Data for processing:
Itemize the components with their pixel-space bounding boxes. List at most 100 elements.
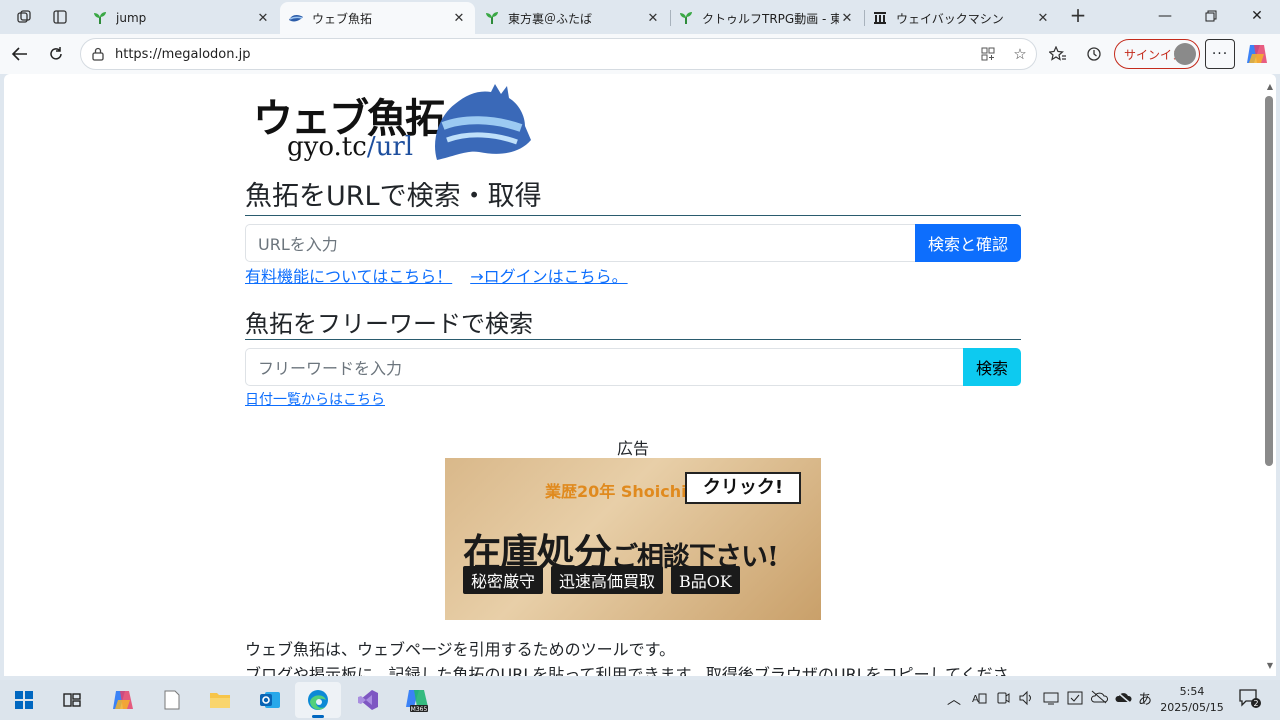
chevron-up-icon[interactable]: ︿ [947, 689, 961, 709]
restore-icon[interactable] [1188, 0, 1234, 32]
workspaces-icon[interactable] [10, 4, 38, 30]
windows-start-icon[interactable] [8, 684, 40, 716]
outlook-icon[interactable] [254, 684, 286, 716]
ad-brand: 業歴20年 Shoichi [545, 482, 687, 501]
tab-label: ウェブ魚拓 [312, 11, 373, 26]
tab-web-gyotaku[interactable]: ウェブ魚拓 ✕ [280, 2, 475, 34]
clock-time: 5:54 [1179, 685, 1205, 698]
scroll-down-icon[interactable]: ▼ [1267, 661, 1273, 670]
url-search-button[interactable]: 検索と確認 [915, 224, 1021, 262]
ad-click-button[interactable]: クリック! [685, 472, 801, 504]
ad-tag: B品OK [671, 566, 740, 594]
network-icon[interactable] [1043, 690, 1059, 710]
sprout-icon [484, 10, 500, 26]
sprout-icon [678, 10, 694, 26]
m365-label: M365 [411, 706, 428, 713]
copilot-icon[interactable] [1244, 41, 1270, 67]
refresh-icon[interactable] [42, 40, 70, 68]
onedrive-icon[interactable] [1090, 690, 1109, 708]
more-menu-icon[interactable]: ··· [1205, 39, 1235, 69]
tab-label: jump [116, 11, 147, 25]
tab-wayback-machine[interactable]: ウェイバックマシン ✕ [864, 2, 1059, 34]
date-list-link[interactable]: 日付一覧からはこちら [245, 389, 385, 409]
page-viewport: ウェブ魚拓 gyo.tc/url 魚拓をURLで検索・取得 URLを入力 検索と… [4, 74, 1276, 676]
file-explorer-icon[interactable] [204, 684, 236, 716]
meet-now-icon[interactable] [996, 690, 1010, 710]
edge-browser-icon[interactable] [302, 684, 334, 718]
favorite-star-icon[interactable]: ☆ [1004, 45, 1036, 63]
close-icon[interactable]: ✕ [645, 11, 661, 26]
scroll-thumb[interactable] [1265, 96, 1273, 466]
freeword-section-title: 魚拓をフリーワードで検索 [245, 310, 533, 338]
notepad-icon[interactable] [156, 684, 188, 716]
tab-label: 東方裏＠ふたば [508, 11, 593, 26]
close-icon[interactable]: ✕ [451, 11, 467, 26]
lock-icon[interactable] [90, 47, 106, 61]
paid-features-link[interactable]: 有料機能についてはこちら！ [245, 263, 452, 287]
ime-hiragana-indicator[interactable]: あ [1138, 689, 1152, 709]
m365-icon[interactable]: M365 [401, 684, 433, 716]
clock-date: 2025/05/15 [1160, 701, 1224, 714]
login-link[interactable]: →ログインはこちら。 [470, 263, 627, 287]
ime-mode-icon[interactable]: A [971, 690, 987, 710]
copilot-app-icon[interactable] [107, 684, 139, 716]
logo-domain: gyo.tc [287, 132, 367, 162]
close-window-icon[interactable]: ✕ [1234, 0, 1280, 32]
browser-toolbar: https://megalodon.jp ☆ サインイン ··· [0, 34, 1280, 74]
clock[interactable]: 5:54 2025/05/15 [1160, 684, 1224, 716]
address-bar[interactable]: https://megalodon.jp ☆ [80, 38, 1037, 70]
close-icon[interactable]: ✕ [839, 11, 855, 26]
divider [245, 215, 1021, 216]
onedrive-paused-icon[interactable] [1114, 690, 1132, 708]
new-tab-button[interactable]: + [1066, 4, 1090, 28]
logo-url-suffix: /url [366, 132, 414, 162]
tab-label: ウェイバックマシン [896, 11, 1004, 26]
fish-icon [288, 10, 304, 26]
account-links: 有料機能についてはこちら！ →ログインはこちら。 [245, 263, 628, 287]
visual-studio-icon[interactable] [352, 684, 384, 716]
security-icon[interactable] [1067, 690, 1083, 710]
url-search-group: URLを入力 検索と確認 [245, 224, 1021, 262]
tab-label: クトゥルフTRPG動画 - 東方 [702, 11, 839, 26]
freeword-search-group: フリーワードを入力 検索 [245, 348, 1021, 386]
ad-banner[interactable]: 業歴20年 Shoichi クリック! 在庫処分ご相談下さい! 秘密厳守 迅速高… [445, 458, 821, 620]
notification-icon[interactable]: 2 [1238, 688, 1262, 714]
taskbar: M365 ︿ A あ 5:54 2025/05/15 2 [0, 680, 1280, 720]
history-icon[interactable] [1080, 40, 1108, 68]
sprout-icon [92, 10, 108, 26]
url-text: https://megalodon.jp [115, 46, 251, 62]
signin-button[interactable]: サインイン [1114, 39, 1200, 69]
description-text: ウェブ魚拓は、ウェブページを引用するためのツールです。 [245, 640, 676, 659]
close-icon[interactable]: ✕ [255, 11, 271, 26]
close-icon[interactable]: ✕ [1035, 11, 1051, 26]
tab-touhou-futaba[interactable]: 東方裏＠ふたば ✕ [476, 2, 669, 34]
freeword-search-button[interactable]: 検索 [963, 348, 1021, 386]
site-logo[interactable]: ウェブ魚拓 gyo.tc/url [253, 82, 533, 168]
divider [245, 339, 1021, 340]
url-input[interactable]: URLを入力 [245, 224, 915, 262]
archive-icon [872, 10, 888, 26]
svg-text:A: A [972, 694, 979, 705]
fish-logo-icon [435, 84, 531, 160]
favorites-icon[interactable] [1044, 40, 1072, 68]
avatar [1174, 43, 1196, 65]
tab-actions-icon[interactable] [46, 4, 74, 30]
freeword-input[interactable]: フリーワードを入力 [245, 348, 963, 386]
volume-icon[interactable] [1018, 690, 1034, 710]
ad-tag: 秘密厳守 [463, 566, 544, 594]
logo-subtitle: gyo.tc/url [287, 132, 413, 162]
ad-tag: 迅速高価買取 [551, 566, 664, 594]
app-available-icon[interactable] [972, 46, 1004, 62]
ad-tags: 秘密厳守 迅速高価買取 B品OK [463, 566, 740, 594]
url-section-title: 魚拓をURLで検索・取得 [245, 181, 542, 212]
notification-count: 2 [1253, 699, 1258, 708]
minimize-icon[interactable]: — [1142, 0, 1188, 32]
scroll-up-icon[interactable]: ▲ [1267, 82, 1273, 91]
ad-label: 広告 [616, 439, 649, 458]
description-text: ブログや掲示板に、記録した魚拓のURLを貼って利用できます。取得後ブラウザのUR… [245, 665, 1009, 676]
back-icon[interactable] [6, 40, 34, 68]
task-view-icon[interactable] [56, 684, 88, 716]
tab-jump[interactable]: jump ✕ [84, 2, 279, 34]
tab-cthulhu-trpg[interactable]: クトゥルフTRPG動画 - 東方 ✕ [670, 2, 863, 34]
scrollbar[interactable]: ▲ ▼ [1262, 74, 1276, 676]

Written problem: Please repeat every row from the one containing "chevron-up-icon[interactable]: ︿ [947, 689, 961, 709]" down to the one containing "ad-tag: B品OK [671, 566, 740, 594]", both included.

Correct result:
chevron-up-icon[interactable]: ︿ [947, 689, 961, 709]
restore-icon[interactable] [1188, 0, 1234, 32]
workspaces-icon[interactable] [10, 4, 38, 30]
windows-start-icon[interactable] [8, 684, 40, 716]
outlook-icon[interactable] [254, 684, 286, 716]
ad-brand: 業歴20年 Shoichi [545, 482, 687, 501]
tab-label: ウェブ魚拓 [312, 11, 373, 26]
tab-web-gyotaku[interactable]: ウェブ魚拓 ✕ [280, 2, 475, 34]
clock-time: 5:54 [1179, 685, 1205, 698]
scroll-down-icon[interactable]: ▼ [1267, 661, 1273, 670]
url-search-button[interactable]: 検索と確認 [915, 224, 1021, 262]
ad-click-button[interactable]: クリック! [685, 472, 801, 504]
ad-tag: B品OK [671, 566, 740, 594]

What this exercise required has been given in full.